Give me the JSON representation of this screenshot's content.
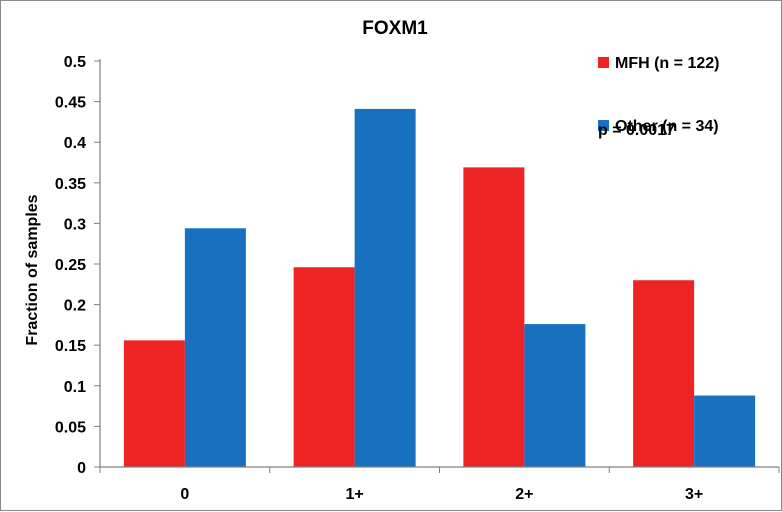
{
  "chart_data": {
    "type": "bar",
    "title": "FOXM1",
    "xlabel": "",
    "ylabel": "Fraction of samples",
    "categories": [
      "0",
      "1+",
      "2+",
      "3+"
    ],
    "series": [
      {
        "name": "MFH (n = 122)",
        "color": "#ee2424",
        "values": [
          0.156,
          0.246,
          0.369,
          0.23
        ]
      },
      {
        "name": "Other (n = 34)",
        "color": "#1871bf",
        "values": [
          0.294,
          0.441,
          0.176,
          0.088
        ]
      }
    ],
    "ylim": [
      0,
      0.5
    ],
    "yticks": [
      "0",
      "0.05",
      "0.1",
      "0.15",
      "0.2",
      "0.25",
      "0.3",
      "0.35",
      "0.4",
      "0.45",
      "0.5"
    ],
    "yticks_values": [
      0,
      0.05,
      0.1,
      0.15,
      0.2,
      0.25,
      0.3,
      0.35,
      0.4,
      0.45,
      0.5
    ],
    "annotation": "p = 0.0017",
    "legend_position": "top-right",
    "grid": false
  }
}
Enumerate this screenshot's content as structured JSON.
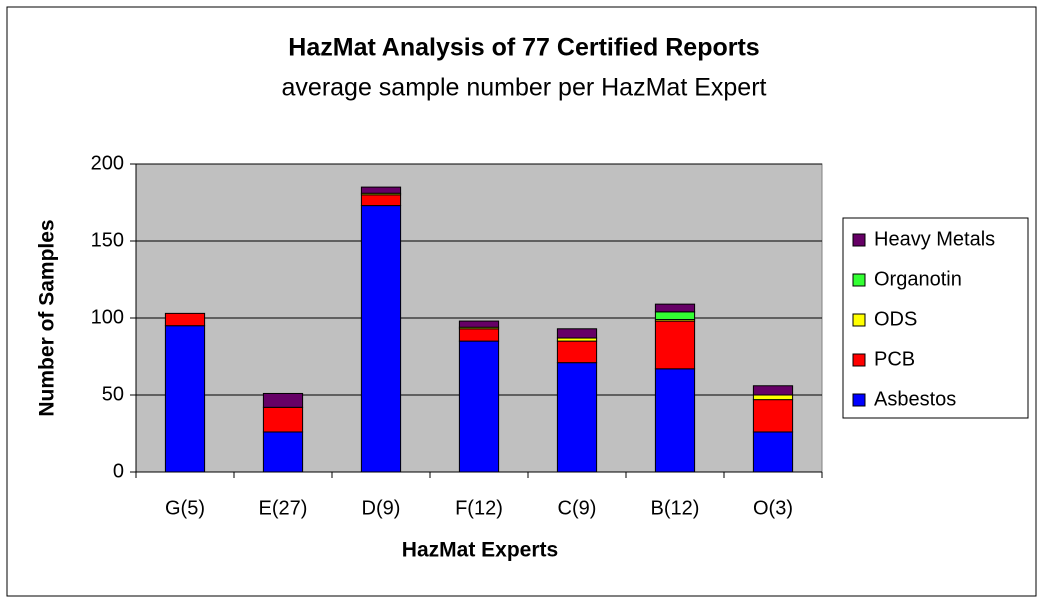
{
  "chart_data": {
    "type": "stacked_bar",
    "title": "HazMat Analysis of 77 Certified Reports",
    "subtitle": "average sample number per HazMat Expert",
    "x_label": "HazMat Experts",
    "y_label": "Number of Samples",
    "categories": [
      "G(5)",
      "E(27)",
      "D(9)",
      "F(12)",
      "C(9)",
      "B(12)",
      "O(3)"
    ],
    "series": [
      {
        "name": "Asbestos",
        "color": "#0000ff",
        "values": [
          95,
          26,
          173,
          85,
          71,
          67,
          26
        ]
      },
      {
        "name": "PCB",
        "color": "#ff0000",
        "values": [
          8,
          16,
          7,
          8,
          14,
          31,
          21
        ]
      },
      {
        "name": "ODS",
        "color": "#ffff00",
        "values": [
          0,
          0,
          1,
          1,
          2,
          1,
          3
        ]
      },
      {
        "name": "Organotin",
        "color": "#33ff33",
        "values": [
          0,
          0,
          0,
          0,
          0,
          5,
          0
        ]
      },
      {
        "name": "Heavy Metals",
        "color": "#660066",
        "values": [
          0,
          9,
          4,
          4,
          6,
          5,
          6
        ]
      }
    ],
    "ylim": [
      0,
      200
    ],
    "yticks": [
      0,
      50,
      100,
      150,
      200
    ],
    "grid": true,
    "legend": "right"
  }
}
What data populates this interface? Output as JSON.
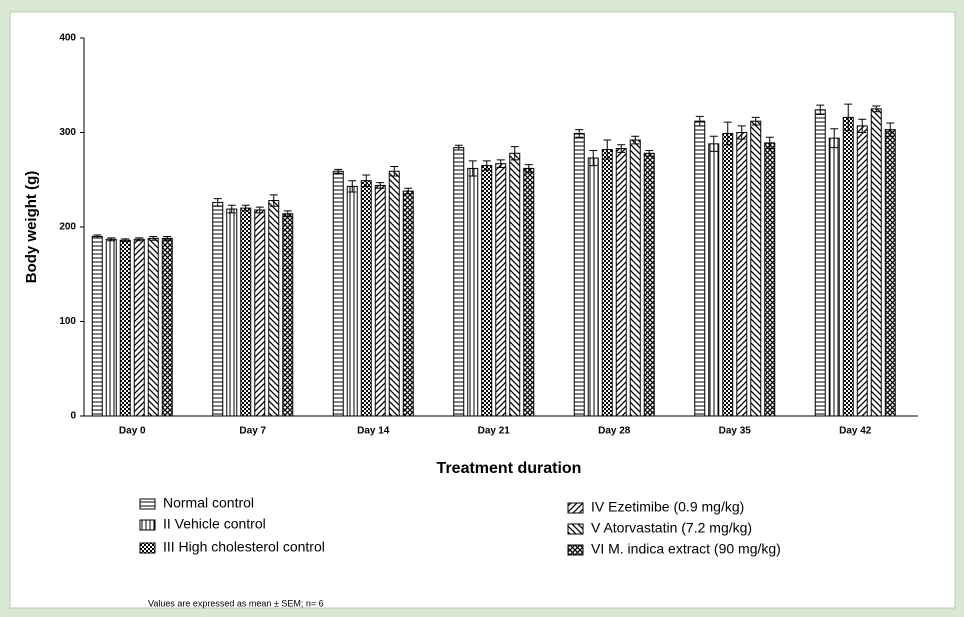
{
  "chart_data": {
    "type": "bar",
    "y_label": "Body weight (g)",
    "x_label": "Treatment duration",
    "note": "Values are expressed as mean ± SEM; n= 6",
    "categories": [
      "Day 0",
      "Day 7",
      "Day 14",
      "Day 21",
      "Day 28",
      "Day 35",
      "Day 42"
    ],
    "ylim": [
      0,
      400
    ],
    "yticks": [
      0,
      100,
      200,
      300,
      400
    ],
    "series": [
      {
        "name": "Normal control",
        "pattern": "horizontal",
        "color": "#000000",
        "values": [
          190,
          226,
          259,
          284,
          299,
          312,
          324
        ],
        "errors": [
          1.5,
          4,
          2,
          2.5,
          4,
          5,
          5
        ]
      },
      {
        "name": "II Vehicle control",
        "pattern": "vertical",
        "color": "#000000",
        "values": [
          187,
          219,
          243,
          262,
          273,
          288,
          294
        ],
        "errors": [
          1.5,
          4,
          6,
          8,
          8,
          8,
          10
        ]
      },
      {
        "name": "III High cholesterol control",
        "pattern": "checker",
        "color": "#000000",
        "values": [
          186,
          220,
          249,
          265,
          282,
          299,
          316
        ],
        "errors": [
          1.5,
          3,
          6,
          5,
          10,
          12,
          14
        ]
      },
      {
        "name": "IV Ezetimibe (0.9 mg/kg)",
        "pattern": "diagonal-up",
        "color": "#000000",
        "values": [
          187,
          218,
          244,
          267,
          283,
          300,
          307
        ],
        "errors": [
          1.5,
          3,
          3,
          4,
          4,
          7,
          7
        ]
      },
      {
        "name": "V Atorvastatin (7.2 mg/kg)",
        "pattern": "diagonal-down",
        "color": "#000000",
        "values": [
          188,
          228,
          259,
          278,
          292,
          312,
          325
        ],
        "errors": [
          2,
          6,
          5,
          7,
          4,
          4,
          3
        ]
      },
      {
        "name": "VI M. indica extract (90 mg/kg)",
        "pattern": "crosshatch",
        "color": "#000000",
        "values": [
          188,
          214,
          238,
          262,
          278,
          289,
          303
        ],
        "errors": [
          2,
          3,
          3,
          4,
          3,
          6,
          7
        ]
      }
    ]
  }
}
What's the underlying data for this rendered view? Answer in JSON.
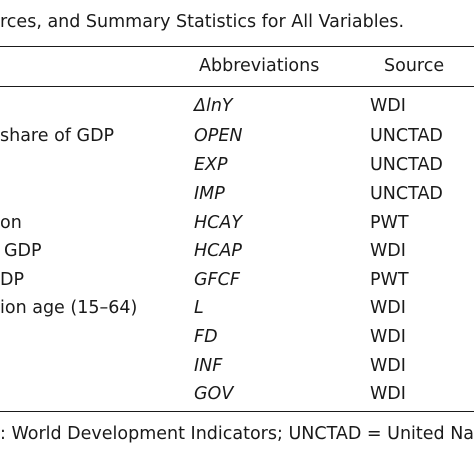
{
  "caption": "rces, and Summary Statistics for All Variables.",
  "headers": {
    "abbreviations": "Abbreviations",
    "source": "Source"
  },
  "rows": [
    {
      "variable": "",
      "abbreviation": "ΔlnY",
      "source": "WDI"
    },
    {
      "variable": "share of GDP",
      "abbreviation": "OPEN",
      "source": "UNCTAD"
    },
    {
      "variable": "",
      "abbreviation": "EXP",
      "source": "UNCTAD"
    },
    {
      "variable": "",
      "abbreviation": "IMP",
      "source": "UNCTAD"
    },
    {
      "variable": "on",
      "abbreviation": "HCAY",
      "source": "PWT"
    },
    {
      "variable": "GDP",
      "abbreviation": "HCAP",
      "source": "WDI"
    },
    {
      "variable": "DP",
      "abbreviation": "GFCF",
      "source": "PWT"
    },
    {
      "variable": "ion age (15–64)",
      "abbreviation": "L",
      "source": "WDI"
    },
    {
      "variable": "",
      "abbreviation": "FD",
      "source": "WDI"
    },
    {
      "variable": "",
      "abbreviation": "INF",
      "source": "WDI"
    },
    {
      "variable": "",
      "abbreviation": "GOV",
      "source": "WDI"
    }
  ],
  "note": ": World Development Indicators; UNCTAD = United Natio"
}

◇ ◇ ◇

• [THE REQUEST] Copy out every line from the data above that has "What" in it.

• [EXERCISE ANSWER]
What data populates this interface? Output as JSON.
What's the underlying data for this rendered view? Answer in JSON.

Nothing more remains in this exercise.